Directions — Pick out the lines containing "actives".

————

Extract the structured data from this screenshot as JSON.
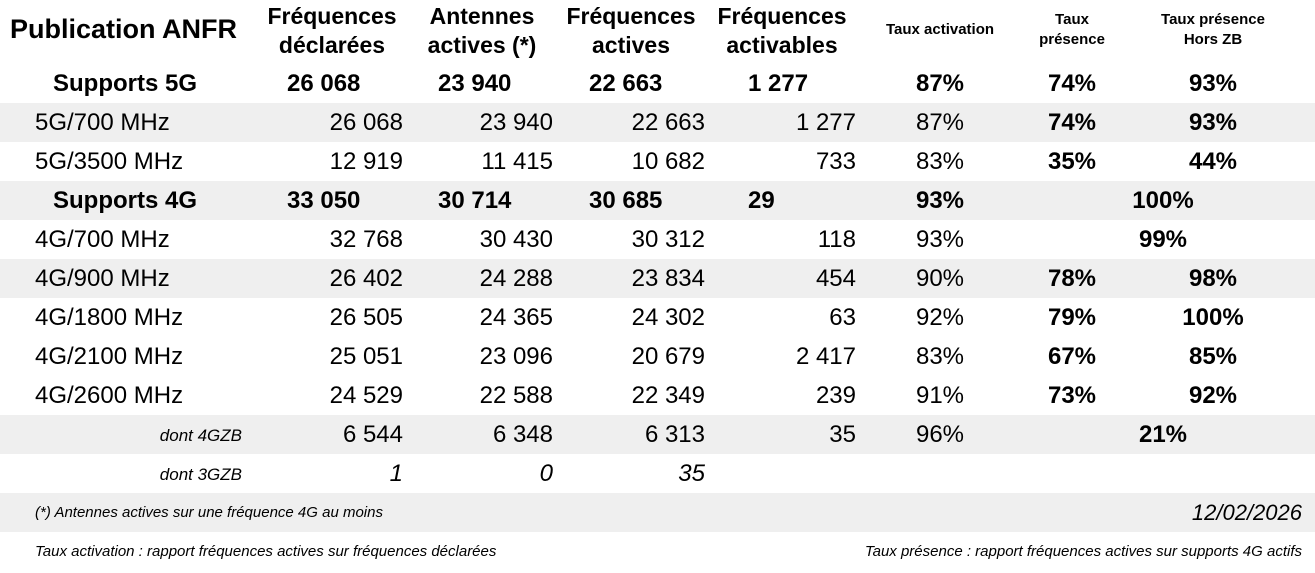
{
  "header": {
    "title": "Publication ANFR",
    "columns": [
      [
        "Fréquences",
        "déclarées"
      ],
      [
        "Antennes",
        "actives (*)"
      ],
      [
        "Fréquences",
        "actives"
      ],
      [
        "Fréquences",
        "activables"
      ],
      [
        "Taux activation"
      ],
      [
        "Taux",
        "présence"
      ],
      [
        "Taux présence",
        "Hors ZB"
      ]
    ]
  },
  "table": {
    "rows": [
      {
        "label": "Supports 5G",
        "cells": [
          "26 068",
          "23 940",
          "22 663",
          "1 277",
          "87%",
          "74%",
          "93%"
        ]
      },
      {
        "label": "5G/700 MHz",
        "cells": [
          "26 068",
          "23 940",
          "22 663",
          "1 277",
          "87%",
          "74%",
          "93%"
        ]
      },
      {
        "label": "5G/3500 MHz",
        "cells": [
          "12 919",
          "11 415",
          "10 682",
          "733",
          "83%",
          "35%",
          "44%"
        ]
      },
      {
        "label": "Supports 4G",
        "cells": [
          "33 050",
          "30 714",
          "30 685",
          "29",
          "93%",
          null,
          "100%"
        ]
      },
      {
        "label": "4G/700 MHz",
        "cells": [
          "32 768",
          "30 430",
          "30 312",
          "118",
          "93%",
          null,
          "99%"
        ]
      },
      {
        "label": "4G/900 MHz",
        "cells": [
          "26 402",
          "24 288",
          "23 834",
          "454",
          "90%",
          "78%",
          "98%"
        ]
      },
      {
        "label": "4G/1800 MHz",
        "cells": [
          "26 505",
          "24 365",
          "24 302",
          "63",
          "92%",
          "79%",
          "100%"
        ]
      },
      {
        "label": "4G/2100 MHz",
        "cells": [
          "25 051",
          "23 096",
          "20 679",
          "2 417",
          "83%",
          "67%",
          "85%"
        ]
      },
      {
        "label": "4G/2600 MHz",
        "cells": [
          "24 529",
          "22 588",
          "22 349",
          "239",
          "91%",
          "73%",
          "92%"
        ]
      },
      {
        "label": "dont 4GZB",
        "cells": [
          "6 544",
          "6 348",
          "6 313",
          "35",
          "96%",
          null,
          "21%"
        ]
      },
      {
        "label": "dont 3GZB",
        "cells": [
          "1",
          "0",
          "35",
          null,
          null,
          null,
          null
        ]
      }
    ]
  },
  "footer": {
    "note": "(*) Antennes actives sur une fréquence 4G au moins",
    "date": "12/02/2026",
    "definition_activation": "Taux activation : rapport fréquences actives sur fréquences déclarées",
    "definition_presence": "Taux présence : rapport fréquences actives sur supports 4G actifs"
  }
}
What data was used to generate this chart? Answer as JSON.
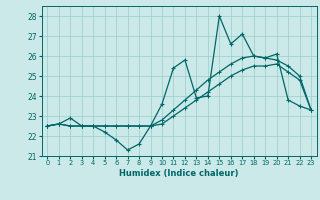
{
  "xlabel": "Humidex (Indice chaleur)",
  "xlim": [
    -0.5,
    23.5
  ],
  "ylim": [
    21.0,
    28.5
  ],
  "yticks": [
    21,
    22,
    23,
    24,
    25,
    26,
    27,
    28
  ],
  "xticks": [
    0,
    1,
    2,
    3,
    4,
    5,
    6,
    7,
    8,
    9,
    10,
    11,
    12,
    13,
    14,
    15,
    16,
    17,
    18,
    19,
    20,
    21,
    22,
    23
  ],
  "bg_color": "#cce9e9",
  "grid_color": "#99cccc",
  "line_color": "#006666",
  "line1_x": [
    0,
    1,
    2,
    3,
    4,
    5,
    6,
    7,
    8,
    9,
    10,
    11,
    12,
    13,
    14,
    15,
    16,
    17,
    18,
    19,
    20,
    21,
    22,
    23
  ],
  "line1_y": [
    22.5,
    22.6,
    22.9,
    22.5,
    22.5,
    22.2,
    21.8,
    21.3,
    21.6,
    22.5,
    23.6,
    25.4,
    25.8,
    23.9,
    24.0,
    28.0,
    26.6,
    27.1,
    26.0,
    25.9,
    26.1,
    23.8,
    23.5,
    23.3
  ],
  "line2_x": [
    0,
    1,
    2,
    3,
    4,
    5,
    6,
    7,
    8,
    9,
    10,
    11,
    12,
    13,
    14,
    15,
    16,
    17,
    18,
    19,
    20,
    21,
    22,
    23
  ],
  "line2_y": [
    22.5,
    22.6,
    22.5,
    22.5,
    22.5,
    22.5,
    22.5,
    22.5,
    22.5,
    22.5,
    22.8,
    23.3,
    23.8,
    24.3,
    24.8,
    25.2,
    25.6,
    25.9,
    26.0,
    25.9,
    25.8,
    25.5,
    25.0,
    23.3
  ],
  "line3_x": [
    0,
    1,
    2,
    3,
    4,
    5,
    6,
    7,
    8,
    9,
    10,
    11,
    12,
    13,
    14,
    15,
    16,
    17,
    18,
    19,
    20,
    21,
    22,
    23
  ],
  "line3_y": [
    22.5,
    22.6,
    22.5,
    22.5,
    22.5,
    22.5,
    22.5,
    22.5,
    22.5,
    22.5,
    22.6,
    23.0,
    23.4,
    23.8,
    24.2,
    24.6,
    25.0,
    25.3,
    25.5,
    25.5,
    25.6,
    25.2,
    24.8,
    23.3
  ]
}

————

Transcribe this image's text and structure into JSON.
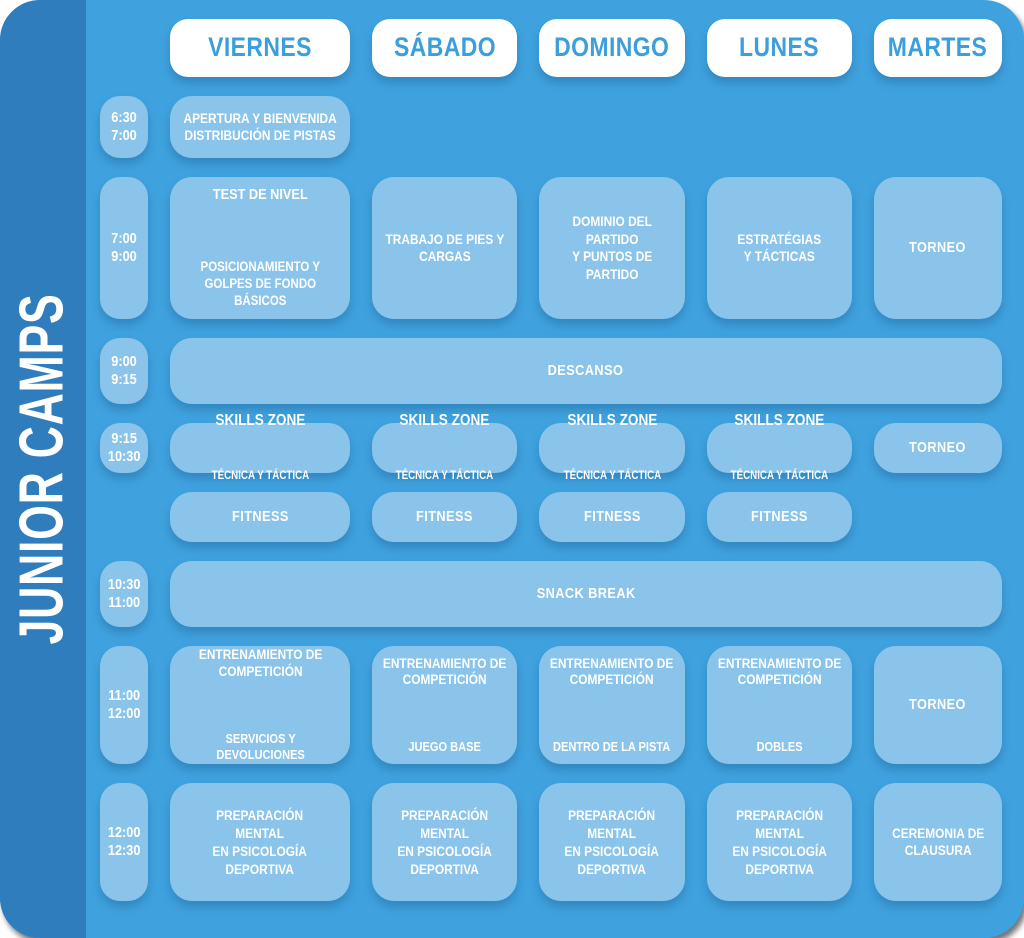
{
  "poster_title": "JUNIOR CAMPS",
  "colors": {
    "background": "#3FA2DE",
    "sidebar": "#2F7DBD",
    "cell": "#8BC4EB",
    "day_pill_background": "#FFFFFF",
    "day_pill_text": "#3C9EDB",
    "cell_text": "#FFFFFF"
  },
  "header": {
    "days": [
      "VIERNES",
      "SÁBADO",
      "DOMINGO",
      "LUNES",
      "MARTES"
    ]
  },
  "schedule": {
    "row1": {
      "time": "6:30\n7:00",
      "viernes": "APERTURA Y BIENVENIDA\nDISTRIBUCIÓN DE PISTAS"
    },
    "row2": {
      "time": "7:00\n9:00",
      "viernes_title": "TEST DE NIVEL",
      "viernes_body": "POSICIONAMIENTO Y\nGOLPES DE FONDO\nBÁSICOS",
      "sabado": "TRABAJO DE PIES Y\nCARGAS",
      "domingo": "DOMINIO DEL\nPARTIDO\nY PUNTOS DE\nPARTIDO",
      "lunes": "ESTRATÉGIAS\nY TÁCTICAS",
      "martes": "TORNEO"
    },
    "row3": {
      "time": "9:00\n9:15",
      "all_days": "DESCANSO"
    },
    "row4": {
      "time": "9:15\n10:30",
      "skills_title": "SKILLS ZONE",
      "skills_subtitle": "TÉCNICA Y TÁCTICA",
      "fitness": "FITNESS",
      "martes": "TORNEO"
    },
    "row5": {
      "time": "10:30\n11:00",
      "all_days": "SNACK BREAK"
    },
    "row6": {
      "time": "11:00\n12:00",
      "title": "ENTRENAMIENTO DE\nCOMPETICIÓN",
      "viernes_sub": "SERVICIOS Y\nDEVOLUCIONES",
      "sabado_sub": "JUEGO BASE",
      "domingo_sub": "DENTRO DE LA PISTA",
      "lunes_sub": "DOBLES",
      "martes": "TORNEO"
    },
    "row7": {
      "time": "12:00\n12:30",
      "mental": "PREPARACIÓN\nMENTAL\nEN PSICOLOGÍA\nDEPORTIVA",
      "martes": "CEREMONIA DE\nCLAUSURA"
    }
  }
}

————

Complete response —
        "actives (*)"
        "actives"
    "note": "(*) Antennes actives sur une fréquence 4G au moins",
    "definition_activation": "Taux activation : rapport fréquences actives sur fréquences déclarées",
    "definition_presence": "Taux présence : rapport fréquences actives sur supports 4G actifs"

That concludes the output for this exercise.